**GOAL:** Filter these entries so that only lines with the word "JSON" remain.

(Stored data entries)

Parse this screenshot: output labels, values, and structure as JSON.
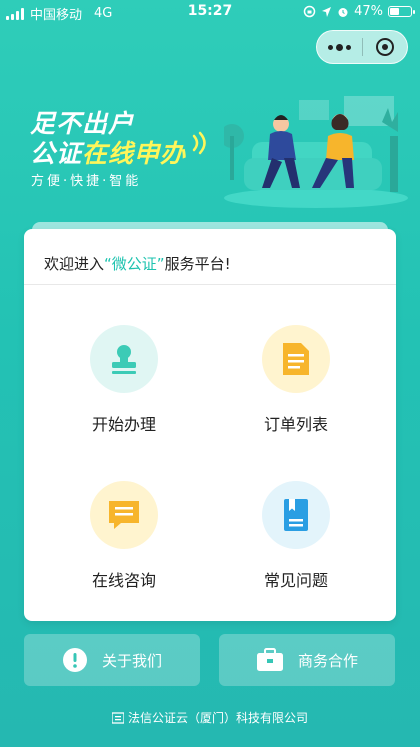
{
  "status_bar": {
    "carrier": "中国移动",
    "network": "4G",
    "time": "15:27",
    "battery": "47%",
    "battery_level": 0.47
  },
  "hero": {
    "line1": "足不出户",
    "line2_a": "公证",
    "line2_b": "在线申办",
    "tagline": "方便·快捷·智能"
  },
  "card": {
    "welcome_prefix": "欢迎进入",
    "welcome_highlight": "“微公证”",
    "welcome_suffix": "服务平台!",
    "tiles": [
      {
        "label": "开始办理",
        "icon": "stamp-icon"
      },
      {
        "label": "订单列表",
        "icon": "document-icon"
      },
      {
        "label": "在线咨询",
        "icon": "chat-icon"
      },
      {
        "label": "常见问题",
        "icon": "book-icon"
      }
    ]
  },
  "actions": {
    "about": "关于我们",
    "business": "商务合作"
  },
  "footer": {
    "company": "法信公证云（厦门）科技有限公司"
  },
  "colors": {
    "accent": "#23c2b4",
    "highlight": "#fff65a",
    "icon_yellow": "#f7b52c",
    "icon_blue": "#2a9ee3"
  }
}
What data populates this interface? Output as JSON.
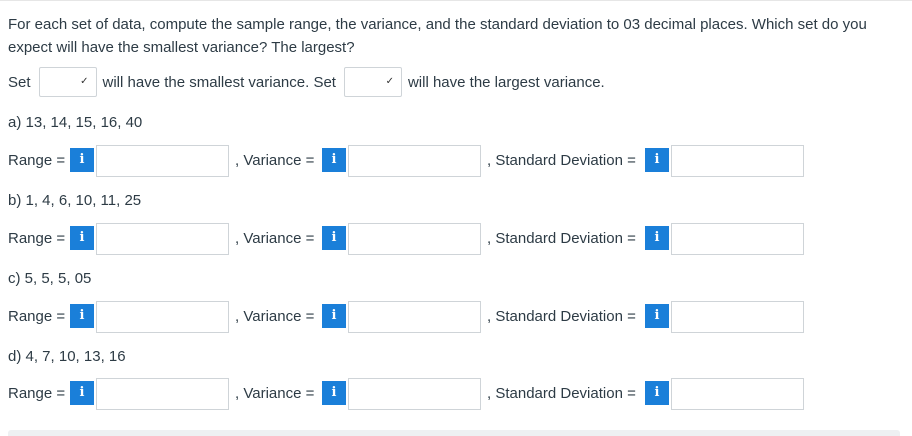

**WRITTEN ANSWER:**
Parse this screenshot: output labels, values, and structure as JSON.
What data populates this interface? Output as JSON.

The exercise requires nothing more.